** START OF Records supplied **

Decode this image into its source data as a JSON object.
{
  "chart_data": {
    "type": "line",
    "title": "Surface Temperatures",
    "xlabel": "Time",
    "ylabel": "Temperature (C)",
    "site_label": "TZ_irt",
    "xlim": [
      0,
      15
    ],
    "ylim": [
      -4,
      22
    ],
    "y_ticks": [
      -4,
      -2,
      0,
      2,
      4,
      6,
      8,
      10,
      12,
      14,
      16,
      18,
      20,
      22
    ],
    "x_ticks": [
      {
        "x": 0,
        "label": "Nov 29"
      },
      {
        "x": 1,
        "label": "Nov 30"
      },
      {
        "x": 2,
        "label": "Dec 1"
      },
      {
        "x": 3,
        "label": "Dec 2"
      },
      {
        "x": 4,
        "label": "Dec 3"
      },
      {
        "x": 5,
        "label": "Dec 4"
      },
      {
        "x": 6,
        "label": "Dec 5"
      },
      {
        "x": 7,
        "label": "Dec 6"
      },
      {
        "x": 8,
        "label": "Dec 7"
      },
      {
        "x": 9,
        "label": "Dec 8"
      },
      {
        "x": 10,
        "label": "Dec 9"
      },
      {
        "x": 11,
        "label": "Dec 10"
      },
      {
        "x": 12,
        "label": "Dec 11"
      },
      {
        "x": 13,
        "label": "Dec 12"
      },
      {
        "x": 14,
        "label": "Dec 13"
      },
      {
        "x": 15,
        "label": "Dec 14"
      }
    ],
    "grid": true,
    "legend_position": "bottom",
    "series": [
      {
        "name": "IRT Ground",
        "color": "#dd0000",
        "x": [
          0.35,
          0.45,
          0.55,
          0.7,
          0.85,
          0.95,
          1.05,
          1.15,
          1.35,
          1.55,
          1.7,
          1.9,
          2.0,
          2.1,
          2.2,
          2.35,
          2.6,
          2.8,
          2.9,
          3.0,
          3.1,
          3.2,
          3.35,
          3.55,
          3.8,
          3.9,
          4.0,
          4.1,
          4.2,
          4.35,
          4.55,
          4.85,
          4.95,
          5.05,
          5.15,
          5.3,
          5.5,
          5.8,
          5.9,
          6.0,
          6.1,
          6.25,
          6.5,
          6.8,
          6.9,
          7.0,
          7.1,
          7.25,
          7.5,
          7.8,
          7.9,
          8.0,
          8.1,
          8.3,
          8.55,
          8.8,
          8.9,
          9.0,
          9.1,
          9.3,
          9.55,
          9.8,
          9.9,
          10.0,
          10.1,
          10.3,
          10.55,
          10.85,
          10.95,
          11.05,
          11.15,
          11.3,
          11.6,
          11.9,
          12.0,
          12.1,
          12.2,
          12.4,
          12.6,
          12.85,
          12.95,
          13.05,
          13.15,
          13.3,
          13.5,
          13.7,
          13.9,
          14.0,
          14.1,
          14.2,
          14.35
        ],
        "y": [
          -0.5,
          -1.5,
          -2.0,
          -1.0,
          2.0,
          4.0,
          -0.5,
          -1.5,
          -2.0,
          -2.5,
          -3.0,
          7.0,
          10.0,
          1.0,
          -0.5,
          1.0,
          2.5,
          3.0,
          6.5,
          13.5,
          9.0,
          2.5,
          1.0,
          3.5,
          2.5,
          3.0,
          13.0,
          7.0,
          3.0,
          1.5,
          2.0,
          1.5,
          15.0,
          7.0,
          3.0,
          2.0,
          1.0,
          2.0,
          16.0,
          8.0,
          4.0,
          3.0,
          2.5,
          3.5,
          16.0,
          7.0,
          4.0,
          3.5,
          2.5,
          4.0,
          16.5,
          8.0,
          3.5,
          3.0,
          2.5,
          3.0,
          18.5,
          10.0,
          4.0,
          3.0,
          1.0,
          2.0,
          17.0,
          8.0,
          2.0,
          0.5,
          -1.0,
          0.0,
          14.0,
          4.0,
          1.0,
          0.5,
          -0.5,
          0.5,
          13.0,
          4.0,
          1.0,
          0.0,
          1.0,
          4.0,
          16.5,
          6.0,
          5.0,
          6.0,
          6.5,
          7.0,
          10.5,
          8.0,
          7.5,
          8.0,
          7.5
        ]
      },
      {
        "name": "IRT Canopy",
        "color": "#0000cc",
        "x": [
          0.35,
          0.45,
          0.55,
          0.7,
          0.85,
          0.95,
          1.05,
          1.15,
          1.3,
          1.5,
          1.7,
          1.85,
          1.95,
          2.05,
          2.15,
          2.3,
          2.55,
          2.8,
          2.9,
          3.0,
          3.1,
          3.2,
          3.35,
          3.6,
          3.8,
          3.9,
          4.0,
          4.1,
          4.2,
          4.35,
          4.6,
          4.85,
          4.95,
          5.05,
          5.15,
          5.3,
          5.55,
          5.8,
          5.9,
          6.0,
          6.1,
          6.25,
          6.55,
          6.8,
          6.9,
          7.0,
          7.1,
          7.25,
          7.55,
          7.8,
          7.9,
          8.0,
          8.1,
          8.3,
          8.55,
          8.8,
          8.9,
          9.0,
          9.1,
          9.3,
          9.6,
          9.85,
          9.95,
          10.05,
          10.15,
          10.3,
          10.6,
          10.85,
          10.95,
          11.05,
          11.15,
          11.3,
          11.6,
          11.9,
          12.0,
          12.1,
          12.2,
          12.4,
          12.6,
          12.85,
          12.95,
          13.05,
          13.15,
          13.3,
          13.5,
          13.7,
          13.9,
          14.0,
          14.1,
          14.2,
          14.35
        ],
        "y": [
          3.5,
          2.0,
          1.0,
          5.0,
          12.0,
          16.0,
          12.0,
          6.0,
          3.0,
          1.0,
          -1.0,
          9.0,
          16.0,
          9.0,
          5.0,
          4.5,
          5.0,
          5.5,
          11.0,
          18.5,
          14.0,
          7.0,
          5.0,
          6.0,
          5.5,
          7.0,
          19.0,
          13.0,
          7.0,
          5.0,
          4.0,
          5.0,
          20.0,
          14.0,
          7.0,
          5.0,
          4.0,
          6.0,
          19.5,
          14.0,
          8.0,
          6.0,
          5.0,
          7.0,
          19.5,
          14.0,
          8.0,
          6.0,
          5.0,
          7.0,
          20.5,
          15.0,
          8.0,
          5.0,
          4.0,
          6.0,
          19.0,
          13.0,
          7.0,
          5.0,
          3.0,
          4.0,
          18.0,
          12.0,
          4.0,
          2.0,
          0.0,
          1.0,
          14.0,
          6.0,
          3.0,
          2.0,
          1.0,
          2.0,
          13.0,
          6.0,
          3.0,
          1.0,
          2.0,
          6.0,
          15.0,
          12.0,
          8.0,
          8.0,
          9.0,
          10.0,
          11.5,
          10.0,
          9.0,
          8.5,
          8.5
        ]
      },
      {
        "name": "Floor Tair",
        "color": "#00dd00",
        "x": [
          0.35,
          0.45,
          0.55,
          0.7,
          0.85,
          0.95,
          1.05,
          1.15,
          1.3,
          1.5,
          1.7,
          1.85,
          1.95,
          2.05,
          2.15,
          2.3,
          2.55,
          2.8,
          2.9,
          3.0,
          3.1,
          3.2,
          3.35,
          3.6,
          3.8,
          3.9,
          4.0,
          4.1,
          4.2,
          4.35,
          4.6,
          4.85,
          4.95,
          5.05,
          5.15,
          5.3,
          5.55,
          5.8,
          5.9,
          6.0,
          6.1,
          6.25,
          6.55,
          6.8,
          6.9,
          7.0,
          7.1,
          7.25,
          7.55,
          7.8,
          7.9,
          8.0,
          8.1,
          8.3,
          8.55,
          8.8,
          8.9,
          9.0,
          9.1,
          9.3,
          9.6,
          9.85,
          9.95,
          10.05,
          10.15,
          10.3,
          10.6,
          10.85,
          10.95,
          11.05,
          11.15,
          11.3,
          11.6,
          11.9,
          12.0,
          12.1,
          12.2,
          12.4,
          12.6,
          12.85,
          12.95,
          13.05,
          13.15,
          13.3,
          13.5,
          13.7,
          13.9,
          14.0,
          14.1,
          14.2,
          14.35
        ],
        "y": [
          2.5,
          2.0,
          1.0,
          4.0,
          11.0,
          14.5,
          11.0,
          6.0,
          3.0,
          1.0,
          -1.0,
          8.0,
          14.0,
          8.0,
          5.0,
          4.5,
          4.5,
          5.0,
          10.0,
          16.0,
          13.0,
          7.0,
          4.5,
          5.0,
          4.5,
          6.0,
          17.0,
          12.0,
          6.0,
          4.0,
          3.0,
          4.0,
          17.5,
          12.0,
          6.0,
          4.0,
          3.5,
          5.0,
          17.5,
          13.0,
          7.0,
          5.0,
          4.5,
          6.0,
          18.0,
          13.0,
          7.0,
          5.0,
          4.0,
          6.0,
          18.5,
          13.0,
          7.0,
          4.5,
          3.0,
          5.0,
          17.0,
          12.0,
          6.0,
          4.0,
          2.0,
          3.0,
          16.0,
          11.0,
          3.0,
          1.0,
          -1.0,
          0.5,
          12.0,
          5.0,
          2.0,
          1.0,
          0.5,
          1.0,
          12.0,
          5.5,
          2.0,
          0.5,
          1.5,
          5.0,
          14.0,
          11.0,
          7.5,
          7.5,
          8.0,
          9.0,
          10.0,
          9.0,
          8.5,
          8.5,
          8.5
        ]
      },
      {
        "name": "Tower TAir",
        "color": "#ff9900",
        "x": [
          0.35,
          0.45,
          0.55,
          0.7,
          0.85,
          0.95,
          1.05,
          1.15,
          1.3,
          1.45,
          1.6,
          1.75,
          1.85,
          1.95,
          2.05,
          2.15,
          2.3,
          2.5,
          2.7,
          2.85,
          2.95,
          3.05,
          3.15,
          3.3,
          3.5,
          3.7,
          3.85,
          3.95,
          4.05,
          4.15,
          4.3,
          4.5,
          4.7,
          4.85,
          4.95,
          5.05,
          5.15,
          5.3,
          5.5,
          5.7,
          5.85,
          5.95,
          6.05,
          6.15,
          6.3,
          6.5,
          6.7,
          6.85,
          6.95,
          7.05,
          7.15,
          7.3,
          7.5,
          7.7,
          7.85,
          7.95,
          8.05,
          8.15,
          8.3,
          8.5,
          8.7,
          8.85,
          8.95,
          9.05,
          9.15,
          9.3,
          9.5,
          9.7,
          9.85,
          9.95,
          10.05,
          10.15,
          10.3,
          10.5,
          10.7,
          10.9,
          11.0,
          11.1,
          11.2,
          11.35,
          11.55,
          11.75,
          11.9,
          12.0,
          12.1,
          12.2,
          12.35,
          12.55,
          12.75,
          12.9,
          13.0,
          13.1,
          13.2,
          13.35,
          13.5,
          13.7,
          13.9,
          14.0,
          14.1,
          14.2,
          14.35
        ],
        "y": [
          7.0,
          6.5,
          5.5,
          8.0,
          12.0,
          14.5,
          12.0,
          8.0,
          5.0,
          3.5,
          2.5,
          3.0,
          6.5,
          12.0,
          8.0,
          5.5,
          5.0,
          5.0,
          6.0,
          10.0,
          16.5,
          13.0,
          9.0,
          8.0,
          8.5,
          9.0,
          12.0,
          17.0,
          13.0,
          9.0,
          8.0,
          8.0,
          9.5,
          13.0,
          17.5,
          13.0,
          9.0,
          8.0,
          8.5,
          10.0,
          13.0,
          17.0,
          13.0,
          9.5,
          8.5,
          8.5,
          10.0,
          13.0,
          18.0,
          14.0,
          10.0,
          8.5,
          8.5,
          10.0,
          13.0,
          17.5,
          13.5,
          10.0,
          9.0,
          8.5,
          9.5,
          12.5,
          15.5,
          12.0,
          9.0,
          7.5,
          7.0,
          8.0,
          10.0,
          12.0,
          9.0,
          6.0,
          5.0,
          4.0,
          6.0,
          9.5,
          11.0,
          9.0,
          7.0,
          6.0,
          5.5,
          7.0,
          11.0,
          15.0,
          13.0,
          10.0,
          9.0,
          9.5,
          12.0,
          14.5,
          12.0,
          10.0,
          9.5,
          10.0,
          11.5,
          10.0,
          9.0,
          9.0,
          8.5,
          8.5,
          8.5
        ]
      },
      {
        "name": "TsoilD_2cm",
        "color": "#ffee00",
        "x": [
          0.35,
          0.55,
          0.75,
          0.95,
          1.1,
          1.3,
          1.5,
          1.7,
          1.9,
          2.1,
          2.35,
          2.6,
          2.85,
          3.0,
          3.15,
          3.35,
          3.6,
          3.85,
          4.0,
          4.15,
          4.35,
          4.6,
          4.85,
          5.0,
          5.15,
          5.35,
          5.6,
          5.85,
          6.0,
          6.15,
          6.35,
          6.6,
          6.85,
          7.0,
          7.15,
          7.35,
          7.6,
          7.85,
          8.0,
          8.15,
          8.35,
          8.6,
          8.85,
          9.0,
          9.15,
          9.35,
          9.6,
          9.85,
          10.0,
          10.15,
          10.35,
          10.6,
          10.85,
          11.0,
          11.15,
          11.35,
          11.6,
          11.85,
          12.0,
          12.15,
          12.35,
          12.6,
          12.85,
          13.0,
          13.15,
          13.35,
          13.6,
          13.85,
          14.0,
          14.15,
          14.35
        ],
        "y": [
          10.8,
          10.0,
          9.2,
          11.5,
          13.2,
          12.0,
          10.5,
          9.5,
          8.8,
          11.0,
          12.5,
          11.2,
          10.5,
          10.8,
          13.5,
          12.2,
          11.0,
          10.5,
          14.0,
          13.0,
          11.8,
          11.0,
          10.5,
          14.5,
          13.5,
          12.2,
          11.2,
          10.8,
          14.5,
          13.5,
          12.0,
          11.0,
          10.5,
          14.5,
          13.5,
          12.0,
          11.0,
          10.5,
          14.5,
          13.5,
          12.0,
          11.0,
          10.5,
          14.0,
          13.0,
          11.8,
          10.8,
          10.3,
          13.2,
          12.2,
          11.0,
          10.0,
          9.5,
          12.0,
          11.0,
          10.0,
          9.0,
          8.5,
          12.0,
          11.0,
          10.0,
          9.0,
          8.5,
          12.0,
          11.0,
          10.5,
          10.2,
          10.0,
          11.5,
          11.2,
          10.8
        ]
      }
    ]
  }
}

** END OF Records supplied **

• _What you will do_:
Copy all lines from the listing that contain "color".

• _Task answer_:
        "color": "#dd0000",
        "color": "#0000cc",
        "color": "#00dd00",
        "color": "#ff9900",
        "color": "#ffee00",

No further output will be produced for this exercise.